**과제 목표:**
아래 레코드의 모든 줄을 한 글자도 바꾸지 않고 그대로 출력해 주시겠어요? 그림은 답에서 빼 주세요.
····················
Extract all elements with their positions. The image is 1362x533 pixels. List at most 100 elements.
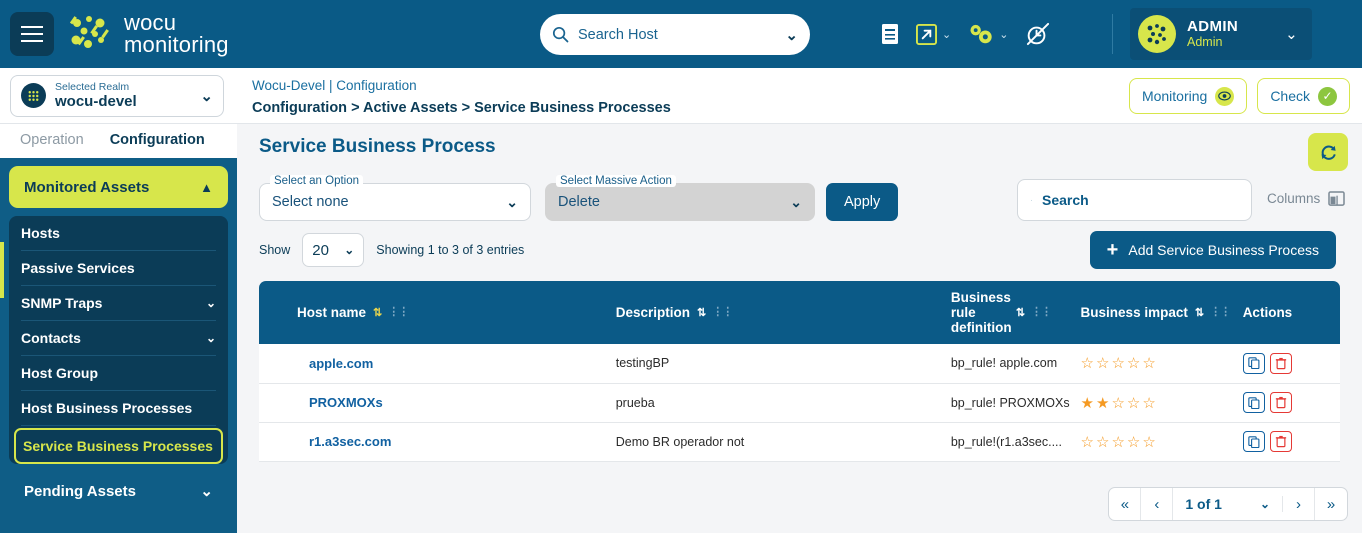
first-page-button[interactable]: « — [1109, 488, 1142, 520]
breadcrumb-path: Configuration > Active Assets > Service … — [252, 99, 671, 116]
sort-icon[interactable]: ⇅ — [1016, 306, 1025, 319]
select-massive-action-dropdown[interactable]: Select Massive Action Delete ⌄ — [545, 175, 815, 221]
host-search-box[interactable]: ⌄ — [540, 14, 810, 55]
grip-icon[interactable]: ⋮⋮ — [1210, 307, 1231, 318]
sub-header: Selected Realm wocu-devel ⌄ Wocu-Devel |… — [0, 68, 1362, 124]
delete-button[interactable] — [1269, 431, 1292, 452]
column-label: Description — [615, 305, 690, 320]
delete-button[interactable] — [1269, 352, 1292, 374]
table-row[interactable]: PROXMOXs prueba bp_rule! PROXMOXs ★★☆☆☆ — [259, 383, 1340, 422]
chevron-down-icon[interactable]: ⌄ — [200, 87, 213, 105]
sidebar-item-hosts[interactable]: Hosts — [21, 216, 216, 251]
sidebar-item-label: Host Business Processes — [21, 400, 193, 416]
chevron-down-icon[interactable]: ⌄ — [942, 28, 951, 41]
table-row[interactable]: apple.com testingBP bp_rule! apple.com ☆… — [259, 344, 1340, 383]
sidebar-item-host-group[interactable]: Host Group — [21, 356, 216, 391]
duplicate-button[interactable] — [1242, 392, 1265, 413]
sidebar-item-service-business-processes[interactable]: Service Business Processes — [14, 428, 223, 464]
sidebar-accordion-monitored-assets[interactable]: Monitored Assets ▲ — [9, 166, 228, 208]
chevron-down-icon[interactable]: ⌄ — [999, 28, 1008, 41]
pagination: « ‹ 1 of 1 ⌄ › » — [1108, 487, 1348, 521]
refresh-icon — [1320, 145, 1336, 160]
tab-configuration[interactable]: Configuration — [110, 132, 205, 150]
eye-icon — [1215, 86, 1235, 106]
host-search-input[interactable] — [578, 26, 777, 43]
column-host-name[interactable]: Host name ⇅ ⋮⋮ — [259, 281, 616, 344]
document-icon[interactable] — [880, 23, 900, 45]
sidebar-item-label: Service Business Processes — [23, 438, 213, 454]
sidebar-item-host-business-processes[interactable]: Host Business Processes — [21, 391, 216, 426]
user-role: Admin — [1187, 35, 1223, 50]
column-business-rule-definition[interactable]: Business rule definition ⇅ ⋮⋮ — [951, 281, 1081, 344]
cell-description: testingBP — [615, 356, 670, 371]
table-row[interactable]: r1.a3sec.com Demo BR operador not bp_rul… — [259, 422, 1340, 461]
columns-button[interactable]: Columns — [1267, 191, 1346, 206]
chevron-up-icon[interactable]: ▲ — [200, 180, 213, 195]
column-description[interactable]: Description ⇅ ⋮⋮ — [616, 281, 951, 344]
chevron-down-icon[interactable]: ⌄ — [790, 194, 802, 211]
realm-selector[interactable]: Selected Realm wocu-devel ⌄ — [10, 74, 224, 117]
sort-icon[interactable]: ⇅ — [697, 306, 706, 319]
grip-icon[interactable]: ⋮⋮ — [388, 307, 409, 318]
chevron-down-icon[interactable]: ⌄ — [206, 331, 216, 345]
table-search-box[interactable] — [1017, 179, 1252, 221]
last-page-button[interactable]: » — [1315, 488, 1347, 520]
sidebar-item-snmp-traps[interactable]: SNMP Traps ⌄ — [21, 286, 216, 321]
sidebar-accordion-label: Pending Assets — [24, 482, 136, 500]
sort-icon[interactable]: ⇅ — [1195, 306, 1204, 319]
tab-operation[interactable]: Operation — [20, 132, 84, 150]
duplicate-button[interactable] — [1242, 352, 1265, 374]
host-link[interactable]: r1.a3sec.com — [309, 434, 391, 449]
sidebar-item-contacts[interactable]: Contacts ⌄ — [21, 321, 216, 356]
monitoring-button[interactable]: Monitoring — [1128, 78, 1248, 114]
check-button[interactable]: Check ✓ — [1257, 78, 1350, 114]
business-impact-stars: ☆☆☆☆☆ — [1080, 355, 1158, 373]
chevron-down-icon[interactable]: ⌄ — [200, 482, 213, 500]
delete-button[interactable] — [1269, 392, 1292, 413]
page-selector[interactable]: 1 of 1 ⌄ — [1173, 496, 1283, 512]
grip-icon[interactable]: ⋮⋮ — [1031, 307, 1052, 318]
sort-icon[interactable]: ⇅ — [373, 306, 382, 319]
sidebar-item-passive-services[interactable]: Passive Services — [21, 251, 216, 286]
chevron-down-icon[interactable]: ⌄ — [785, 26, 798, 44]
host-link[interactable]: apple.com — [309, 356, 373, 371]
page-size-dropdown[interactable]: 20 ⌄ — [302, 233, 365, 267]
chevron-down-icon[interactable]: ⌄ — [1260, 497, 1270, 511]
brand-line-2: monitoring — [124, 32, 229, 57]
refresh-button[interactable] — [1308, 133, 1348, 171]
next-page-button[interactable]: › — [1283, 488, 1315, 520]
apply-button[interactable]: Apply — [826, 183, 899, 221]
main-content: Service Business Process Select an Optio… — [237, 124, 1362, 533]
gears-icon[interactable]: ⌄ — [967, 22, 1008, 46]
sidebar-item-label: Contacts — [21, 330, 81, 346]
topbar-icon-group: ⌄ ⌄ — [880, 0, 1051, 68]
prev-page-button[interactable]: ‹ — [1141, 488, 1174, 520]
grip-icon[interactable]: ⋮⋮ — [712, 307, 733, 318]
topbar-divider — [1112, 14, 1113, 54]
header-action-buttons: Monitoring Check ✓ — [1128, 78, 1350, 114]
chevron-down-icon[interactable]: ⌄ — [506, 194, 518, 211]
breadcrumb-context: Wocu-Devel | Configuration — [252, 78, 417, 93]
realm-label: Selected Realm — [55, 80, 130, 93]
column-actions: Actions — [1243, 281, 1340, 344]
sidebar-accent-edge — [0, 242, 4, 298]
chevron-down-icon[interactable]: ⌄ — [206, 296, 216, 310]
realm-value: wocu-devel — [55, 92, 137, 110]
external-link-icon[interactable]: ⌄ — [916, 23, 951, 45]
user-menu[interactable]: ADMIN Admin ⌄ — [1130, 8, 1312, 60]
sidebar-accordion-label: Monitored Assets — [24, 178, 150, 196]
table-header-row: Host name ⇅ ⋮⋮ Description ⇅ ⋮⋮ Business… — [259, 281, 1340, 344]
hamburger-menu-icon[interactable] — [10, 12, 54, 56]
select-an-option-dropdown[interactable]: Select an Option Select none ⌄ — [259, 175, 531, 221]
column-business-impact[interactable]: Business impact ⇅ ⋮⋮ — [1081, 281, 1243, 344]
sidebar-accordion-pending-assets[interactable]: Pending Assets ⌄ — [9, 470, 228, 512]
host-link[interactable]: PROXMOXs — [309, 395, 383, 410]
table-search-input[interactable] — [1042, 192, 1238, 208]
duplicate-button[interactable] — [1242, 431, 1265, 452]
add-service-business-process-button[interactable]: + Add Service Business Process — [1089, 231, 1336, 269]
clock-off-icon[interactable] — [1024, 22, 1051, 47]
chevron-down-icon[interactable]: ⌄ — [344, 243, 354, 257]
chevron-down-icon[interactable]: ⌄ — [1285, 25, 1298, 43]
column-label: Business rule definition — [950, 290, 1012, 335]
cell-description: prueba — [615, 395, 655, 410]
····················
**과제 풀이:**
Extract all elements with their positions. The image is 1362x533 pixels. List at most 100 elements.
first-page-button[interactable]: « — [1109, 488, 1142, 520]
breadcrumb-path: Configuration > Active Assets > Service … — [252, 99, 671, 116]
sort-icon[interactable]: ⇅ — [1016, 306, 1025, 319]
select-massive-action-dropdown[interactable]: Select Massive Action Delete ⌄ — [545, 175, 815, 221]
host-search-box[interactable]: ⌄ — [540, 14, 810, 55]
grip-icon[interactable]: ⋮⋮ — [1210, 307, 1231, 318]
sub-header: Selected Realm wocu-devel ⌄ Wocu-Devel |… — [0, 68, 1362, 124]
delete-button[interactable] — [1269, 431, 1292, 452]
column-label: Description — [615, 305, 690, 320]
delete-button[interactable] — [1269, 352, 1292, 374]
table-row[interactable]: PROXMOXs prueba bp_rule! PROXMOXs ★★☆☆☆ — [259, 383, 1340, 422]
chevron-down-icon[interactable]: ⌄ — [200, 87, 213, 105]
sidebar-item-hosts[interactable]: Hosts — [21, 216, 216, 251]
sidebar-item-label: Host Business Processes — [21, 400, 193, 416]
chevron-down-icon[interactable]: ⌄ — [942, 28, 951, 41]
table-row[interactable]: apple.com testingBP bp_rule! apple.com ☆… — [259, 344, 1340, 383]
sidebar-item-host-group[interactable]: Host Group — [21, 356, 216, 391]
duplicate-button[interactable] — [1242, 392, 1265, 413]
sidebar-item-service-business-processes[interactable]: Service Business Processes — [14, 428, 223, 464]
sidebar-accordion-monitored-assets[interactable]: Monitored Assets ▲ — [9, 166, 228, 208]
chevron-down-icon[interactable]: ⌄ — [999, 28, 1008, 41]
pagination: « ‹ 1 of 1 ⌄ › » — [1108, 487, 1348, 521]
refresh-icon — [1320, 145, 1336, 160]
tab-configuration[interactable]: Configuration — [110, 132, 205, 150]
eye-icon — [1215, 86, 1235, 106]
host-search-input[interactable] — [578, 26, 777, 43]
column-host-name[interactable]: Host name ⇅ ⋮⋮ — [259, 281, 616, 344]
document-icon[interactable] — [880, 23, 900, 45]
sidebar-item-label: Service Business Processes — [23, 438, 213, 454]
sidebar-item-host-business-processes[interactable]: Host Business Processes — [21, 391, 216, 426]
user-role: Admin — [1187, 35, 1223, 50]
column-business-rule-definition[interactable]: Business rule definition ⇅ ⋮⋮ — [951, 281, 1081, 344]
cell-description: testingBP — [615, 356, 670, 371]
table-row[interactable]: r1.a3sec.com Demo BR operador not bp_rul… — [259, 422, 1340, 461]
columns-button[interactable]: Columns — [1267, 191, 1346, 206]
chevron-up-icon[interactable]: ▲ — [200, 180, 213, 195]
column-description[interactable]: Description ⇅ ⋮⋮ — [616, 281, 951, 344]
chevron-down-icon[interactable]: ⌄ — [790, 194, 802, 211]
realm-selector[interactable]: Selected Realm wocu-devel ⌄ — [10, 74, 224, 117]
sort-icon[interactable]: ⇅ — [697, 306, 706, 319]
grip-icon[interactable]: ⋮⋮ — [388, 307, 409, 318]
chevron-down-icon[interactable]: ⌄ — [206, 331, 216, 345]
table-search-box[interactable] — [1017, 179, 1252, 221]
last-page-button[interactable]: » — [1315, 488, 1347, 520]
sidebar-item-snmp-traps[interactable]: SNMP Traps ⌄ — [21, 286, 216, 321]
sidebar-accordion-label: Pending Assets — [24, 482, 136, 500]
sort-icon[interactable]: ⇅ — [1195, 306, 1204, 319]
tab-operation[interactable]: Operation — [20, 132, 84, 150]
duplicate-button[interactable] — [1242, 352, 1265, 374]
host-link[interactable]: r1.a3sec.com — [309, 434, 391, 449]
sidebar-item-contacts[interactable]: Contacts ⌄ — [21, 321, 216, 356]
monitoring-button[interactable]: Monitoring — [1128, 78, 1248, 114]
check-button[interactable]: Check ✓ — [1257, 78, 1350, 114]
business-impact-stars: ☆☆☆☆☆ — [1080, 355, 1158, 373]
chevron-down-icon[interactable]: ⌄ — [200, 482, 213, 500]
delete-button[interactable] — [1269, 392, 1292, 413]
page-selector[interactable]: 1 of 1 ⌄ — [1173, 496, 1283, 512]
grip-icon[interactable]: ⋮⋮ — [1031, 307, 1052, 318]
sort-icon[interactable]: ⇅ — [373, 306, 382, 319]
sidebar-item-passive-services[interactable]: Passive Services — [21, 251, 216, 286]
chevron-down-icon[interactable]: ⌄ — [785, 26, 798, 44]
host-link[interactable]: apple.com — [309, 356, 373, 371]
page-size-dropdown[interactable]: 20 ⌄ — [302, 233, 365, 267]
chevron-down-icon[interactable]: ⌄ — [1260, 497, 1270, 511]
brand-line-2: monitoring — [124, 32, 229, 57]
refresh-button[interactable] — [1308, 133, 1348, 171]
next-page-button[interactable]: › — [1283, 488, 1315, 520]
apply-button[interactable]: Apply — [826, 183, 899, 221]
main-content: Service Business Process Select an Optio… — [237, 124, 1362, 533]
gears-icon[interactable]: ⌄ — [967, 22, 1008, 46]
sidebar-item-label: Contacts — [21, 330, 81, 346]
topbar-icon-group: ⌄ ⌄ — [880, 0, 1051, 68]
prev-page-button[interactable]: ‹ — [1141, 488, 1174, 520]
grip-icon[interactable]: ⋮⋮ — [712, 307, 733, 318]
topbar-divider — [1112, 14, 1113, 54]
header-action-buttons: Monitoring Check ✓ — [1128, 78, 1350, 114]
chevron-down-icon[interactable]: ⌄ — [506, 194, 518, 211]
breadcrumb-context: Wocu-Devel | Configuration — [252, 78, 417, 93]
realm-label: Selected Realm — [55, 80, 130, 93]
column-actions: Actions — [1243, 281, 1340, 344]
sidebar-accent-edge — [0, 242, 4, 298]
chevron-down-icon[interactable]: ⌄ — [206, 296, 216, 310]
realm-value: wocu-devel — [55, 92, 137, 110]
external-link-icon[interactable]: ⌄ — [916, 23, 951, 45]
user-menu[interactable]: ADMIN Admin ⌄ — [1130, 8, 1312, 60]
sidebar-accordion-label: Monitored Assets — [24, 178, 150, 196]
table-header-row: Host name ⇅ ⋮⋮ Description ⇅ ⋮⋮ Business… — [259, 281, 1340, 344]
hamburger-menu-icon[interactable] — [10, 12, 54, 56]
select-an-option-dropdown[interactable]: Select an Option Select none ⌄ — [259, 175, 531, 221]
column-business-impact[interactable]: Business impact ⇅ ⋮⋮ — [1081, 281, 1243, 344]
sidebar-accordion-pending-assets[interactable]: Pending Assets ⌄ — [9, 470, 228, 512]
host-link[interactable]: PROXMOXs — [309, 395, 383, 410]
table-search-input[interactable] — [1042, 192, 1238, 208]
duplicate-button[interactable] — [1242, 431, 1265, 452]
add-service-business-process-button[interactable]: + Add Service Business Process — [1089, 231, 1336, 269]
clock-off-icon[interactable] — [1024, 22, 1051, 47]
chevron-down-icon[interactable]: ⌄ — [344, 243, 354, 257]
chevron-down-icon[interactable]: ⌄ — [1285, 25, 1298, 43]
column-label: Business rule definition — [950, 290, 1012, 335]
cell-description: prueba — [615, 395, 655, 410]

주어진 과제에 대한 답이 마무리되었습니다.